## Extracted records

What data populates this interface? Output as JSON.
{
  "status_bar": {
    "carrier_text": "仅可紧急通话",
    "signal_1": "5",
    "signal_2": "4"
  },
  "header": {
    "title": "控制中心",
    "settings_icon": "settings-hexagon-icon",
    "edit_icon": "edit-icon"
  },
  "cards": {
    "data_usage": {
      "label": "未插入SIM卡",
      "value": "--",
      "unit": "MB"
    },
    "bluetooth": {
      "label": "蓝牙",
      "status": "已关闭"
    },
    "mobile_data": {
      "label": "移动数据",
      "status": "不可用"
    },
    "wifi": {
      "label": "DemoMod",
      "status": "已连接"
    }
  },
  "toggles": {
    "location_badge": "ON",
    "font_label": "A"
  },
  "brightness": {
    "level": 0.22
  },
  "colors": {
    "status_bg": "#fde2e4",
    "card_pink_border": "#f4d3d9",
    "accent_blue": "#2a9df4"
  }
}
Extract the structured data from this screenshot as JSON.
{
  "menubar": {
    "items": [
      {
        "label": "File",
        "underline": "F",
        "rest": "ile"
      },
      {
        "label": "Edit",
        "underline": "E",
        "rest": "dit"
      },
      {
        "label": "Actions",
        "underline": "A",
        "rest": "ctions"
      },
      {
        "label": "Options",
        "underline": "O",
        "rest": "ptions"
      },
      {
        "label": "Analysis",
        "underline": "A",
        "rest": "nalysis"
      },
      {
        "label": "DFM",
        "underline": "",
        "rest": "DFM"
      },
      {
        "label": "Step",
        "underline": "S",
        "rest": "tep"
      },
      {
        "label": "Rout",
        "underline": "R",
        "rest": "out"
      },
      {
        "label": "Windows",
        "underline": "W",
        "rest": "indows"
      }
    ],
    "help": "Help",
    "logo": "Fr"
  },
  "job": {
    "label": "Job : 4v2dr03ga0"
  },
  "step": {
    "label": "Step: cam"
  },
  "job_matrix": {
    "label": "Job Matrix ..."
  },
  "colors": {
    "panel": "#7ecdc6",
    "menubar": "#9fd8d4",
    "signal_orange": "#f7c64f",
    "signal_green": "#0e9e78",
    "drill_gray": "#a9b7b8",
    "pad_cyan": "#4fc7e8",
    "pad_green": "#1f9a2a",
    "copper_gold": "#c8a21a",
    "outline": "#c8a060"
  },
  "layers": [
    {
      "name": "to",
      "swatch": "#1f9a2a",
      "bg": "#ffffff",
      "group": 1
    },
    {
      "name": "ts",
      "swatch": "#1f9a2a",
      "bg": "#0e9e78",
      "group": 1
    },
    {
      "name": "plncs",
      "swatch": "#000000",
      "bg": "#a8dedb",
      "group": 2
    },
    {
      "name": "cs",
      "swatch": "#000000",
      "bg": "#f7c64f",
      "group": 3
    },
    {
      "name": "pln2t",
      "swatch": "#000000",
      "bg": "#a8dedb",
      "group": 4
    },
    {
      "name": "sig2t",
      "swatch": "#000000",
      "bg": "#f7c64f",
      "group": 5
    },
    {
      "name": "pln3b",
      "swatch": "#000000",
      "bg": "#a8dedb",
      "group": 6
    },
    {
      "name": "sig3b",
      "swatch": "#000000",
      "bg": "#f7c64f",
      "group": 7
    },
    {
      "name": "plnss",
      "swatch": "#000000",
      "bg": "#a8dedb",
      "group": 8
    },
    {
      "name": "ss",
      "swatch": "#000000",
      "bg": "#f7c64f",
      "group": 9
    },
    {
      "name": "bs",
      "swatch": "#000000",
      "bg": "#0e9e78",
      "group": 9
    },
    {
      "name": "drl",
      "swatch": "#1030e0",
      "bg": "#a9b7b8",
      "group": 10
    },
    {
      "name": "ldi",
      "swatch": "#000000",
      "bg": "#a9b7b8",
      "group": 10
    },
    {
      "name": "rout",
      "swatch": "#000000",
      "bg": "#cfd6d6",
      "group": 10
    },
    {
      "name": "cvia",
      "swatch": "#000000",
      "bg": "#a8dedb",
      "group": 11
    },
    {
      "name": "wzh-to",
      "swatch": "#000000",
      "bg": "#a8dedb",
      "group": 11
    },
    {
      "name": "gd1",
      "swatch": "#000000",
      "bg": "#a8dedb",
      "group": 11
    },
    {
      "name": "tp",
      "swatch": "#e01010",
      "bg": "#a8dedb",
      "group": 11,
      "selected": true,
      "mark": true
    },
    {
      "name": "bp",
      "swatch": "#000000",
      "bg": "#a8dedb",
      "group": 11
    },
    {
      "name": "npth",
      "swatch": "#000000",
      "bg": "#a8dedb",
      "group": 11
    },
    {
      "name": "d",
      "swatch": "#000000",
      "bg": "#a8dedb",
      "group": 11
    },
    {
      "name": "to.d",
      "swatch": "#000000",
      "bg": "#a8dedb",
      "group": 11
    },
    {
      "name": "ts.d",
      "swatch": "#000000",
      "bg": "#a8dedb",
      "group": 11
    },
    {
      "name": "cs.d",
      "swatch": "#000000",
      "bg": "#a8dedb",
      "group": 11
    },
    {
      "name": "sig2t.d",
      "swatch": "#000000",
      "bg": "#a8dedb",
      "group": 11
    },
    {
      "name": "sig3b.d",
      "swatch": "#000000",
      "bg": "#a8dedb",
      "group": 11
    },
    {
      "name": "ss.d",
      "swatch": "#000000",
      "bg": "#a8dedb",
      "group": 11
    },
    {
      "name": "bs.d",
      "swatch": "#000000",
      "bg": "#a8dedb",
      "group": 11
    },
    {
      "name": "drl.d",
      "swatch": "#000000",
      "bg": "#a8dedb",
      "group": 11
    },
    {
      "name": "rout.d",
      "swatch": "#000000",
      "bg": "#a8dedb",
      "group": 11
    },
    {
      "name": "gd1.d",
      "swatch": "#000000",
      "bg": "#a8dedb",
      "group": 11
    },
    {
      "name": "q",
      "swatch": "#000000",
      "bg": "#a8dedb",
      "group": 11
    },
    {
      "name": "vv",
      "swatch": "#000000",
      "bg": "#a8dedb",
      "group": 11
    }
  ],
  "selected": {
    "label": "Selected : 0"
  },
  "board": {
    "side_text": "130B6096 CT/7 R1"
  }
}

## What the exercise asks
Go through the listing and copy all of it exactly.

## Solution to this problem
What data populates this interface? Output as JSON.
{
  "status_bar": {
    "carrier_text": "仅可紧急通话",
    "signal_1": "5",
    "signal_2": "4"
  },
  "header": {
    "title": "控制中心",
    "settings_icon": "settings-hexagon-icon",
    "edit_icon": "edit-icon"
  },
  "cards": {
    "data_usage": {
      "label": "未插入SIM卡",
      "value": "--",
      "unit": "MB"
    },
    "bluetooth": {
      "label": "蓝牙",
      "status": "已关闭"
    },
    "mobile_data": {
      "label": "移动数据",
      "status": "不可用"
    },
    "wifi": {
      "label": "DemoMod",
      "status": "已连接"
    }
  },
  "toggles": {
    "location_badge": "ON",
    "font_label": "A"
  },
  "brightness": {
    "level": 0.22
  },
  "colors": {
    "status_bg": "#fde2e4",
    "card_pink_border": "#f4d3d9",
    "accent_blue": "#2a9df4"
  }
}
Extract the structured data from this screenshot as JSON.
{
  "menubar": {
    "items": [
      {
        "label": "File",
        "underline": "F",
        "rest": "ile"
      },
      {
        "label": "Edit",
        "underline": "E",
        "rest": "dit"
      },
      {
        "label": "Actions",
        "underline": "A",
        "rest": "ctions"
      },
      {
        "label": "Options",
        "underline": "O",
        "rest": "ptions"
      },
      {
        "label": "Analysis",
        "underline": "A",
        "rest": "nalysis"
      },
      {
        "label": "DFM",
        "underline": "",
        "rest": "DFM"
      },
      {
        "label": "Step",
        "underline": "S",
        "rest": "tep"
      },
      {
        "label": "Rout",
        "underline": "R",
        "rest": "out"
      },
      {
        "label": "Windows",
        "underline": "W",
        "rest": "indows"
      }
    ],
    "help": "Help",
    "logo": "Fr"
  },
  "job": {
    "label": "Job : 4v2dr03ga0"
  },
  "step": {
    "label": "Step: cam"
  },
  "job_matrix": {
    "label": "Job Matrix ..."
  },
  "colors": {
    "panel": "#7ecdc6",
    "menubar": "#9fd8d4",
    "signal_orange": "#f7c64f",
    "signal_green": "#0e9e78",
    "drill_gray": "#a9b7b8",
    "pad_cyan": "#4fc7e8",
    "pad_green": "#1f9a2a",
    "copper_gold": "#c8a21a",
    "outline": "#c8a060"
  },
  "layers": [
    {
      "name": "to",
      "swatch": "#1f9a2a",
      "bg": "#ffffff",
      "group": 1
    },
    {
      "name": "ts",
      "swatch": "#1f9a2a",
      "bg": "#0e9e78",
      "group": 1
    },
    {
      "name": "plncs",
      "swatch": "#000000",
      "bg": "#a8dedb",
      "group": 2
    },
    {
      "name": "cs",
      "swatch": "#000000",
      "bg": "#f7c64f",
      "group": 3
    },
    {
      "name": "pln2t",
      "swatch": "#000000",
      "bg": "#a8dedb",
      "group": 4
    },
    {
      "name": "sig2t",
      "swatch": "#000000",
      "bg": "#f7c64f",
      "group": 5
    },
    {
      "name": "pln3b",
      "swatch": "#000000",
      "bg": "#a8dedb",
      "group": 6
    },
    {
      "name": "sig3b",
      "swatch": "#000000",
      "bg": "#f7c64f",
      "group": 7
    },
    {
      "name": "plnss",
      "swatch": "#000000",
      "bg": "#a8dedb",
      "group": 8
    },
    {
      "name": "ss",
      "swatch": "#000000",
      "bg": "#f7c64f",
      "group": 9
    },
    {
      "name": "bs",
      "swatch": "#000000",
      "bg": "#0e9e78",
      "group": 9
    },
    {
      "name": "drl",
      "swatch": "#1030e0",
      "bg": "#a9b7b8",
      "group": 10
    },
    {
      "name": "ldi",
      "swatch": "#000000",
      "bg": "#a9b7b8",
      "group": 10
    },
    {
      "name": "rout",
      "swatch": "#000000",
      "bg": "#cfd6d6",
      "group": 10
    },
    {
      "name": "cvia",
      "swatch": "#000000",
      "bg": "#a8dedb",
      "group": 11
    },
    {
      "name": "wzh-to",
      "swatch": "#000000",
      "bg": "#a8dedb",
      "group": 11
    },
    {
      "name": "gd1",
      "swatch": "#000000",
      "bg": "#a8dedb",
      "group": 11
    },
    {
      "name": "tp",
      "swatch": "#e01010",
      "bg": "#a8dedb",
      "group": 11,
      "selected": true,
      "mark": true
    },
    {
      "name": "bp",
      "swatch": "#000000",
      "bg": "#a8dedb",
      "group": 11
    },
    {
      "name": "npth",
      "swatch": "#000000",
      "bg": "#a8dedb",
      "group": 11
    },
    {
      "name": "d",
      "swatch": "#000000",
      "bg": "#a8dedb",
      "group": 11
    },
    {
      "name": "to.d",
      "swatch": "#000000",
      "bg": "#a8dedb",
      "group": 11
    },
    {
      "name": "ts.d",
      "swatch": "#000000",
      "bg": "#a8dedb",
      "group": 11
    },
    {
      "name": "cs.d",
      "swatch": "#000000",
      "bg": "#a8dedb",
      "group": 11
    },
    {
      "name": "sig2t.d",
      "swatch": "#000000",
      "bg": "#a8dedb",
      "group": 11
    },
    {
      "name": "sig3b.d",
      "swatch": "#000000",
      "bg": "#a8dedb",
      "group": 11
    },
    {
      "name": "ss.d",
      "swatch": "#000000",
      "bg": "#a8dedb",
      "group": 11
    },
    {
      "name": "bs.d",
      "swatch": "#000000",
      "bg": "#a8dedb",
      "group": 11
    },
    {
      "name": "drl.d",
      "swatch": "#000000",
      "bg": "#a8dedb",
      "group": 11
    },
    {
      "name": "rout.d",
      "swatch": "#000000",
      "bg": "#a8dedb",
      "group": 11
    },
    {
      "name": "gd1.d",
      "swatch": "#000000",
      "bg": "#a8dedb",
      "group": 11
    },
    {
      "name": "q",
      "swatch": "#000000",
      "bg": "#a8dedb",
      "group": 11
    },
    {
      "name": "vv",
      "swatch": "#000000",
      "bg": "#a8dedb",
      "group": 11
    }
  ],
  "selected": {
    "label": "Selected : 0"
  },
  "board": {
    "side_text": "130B6096 CT/7 R1"
  }
}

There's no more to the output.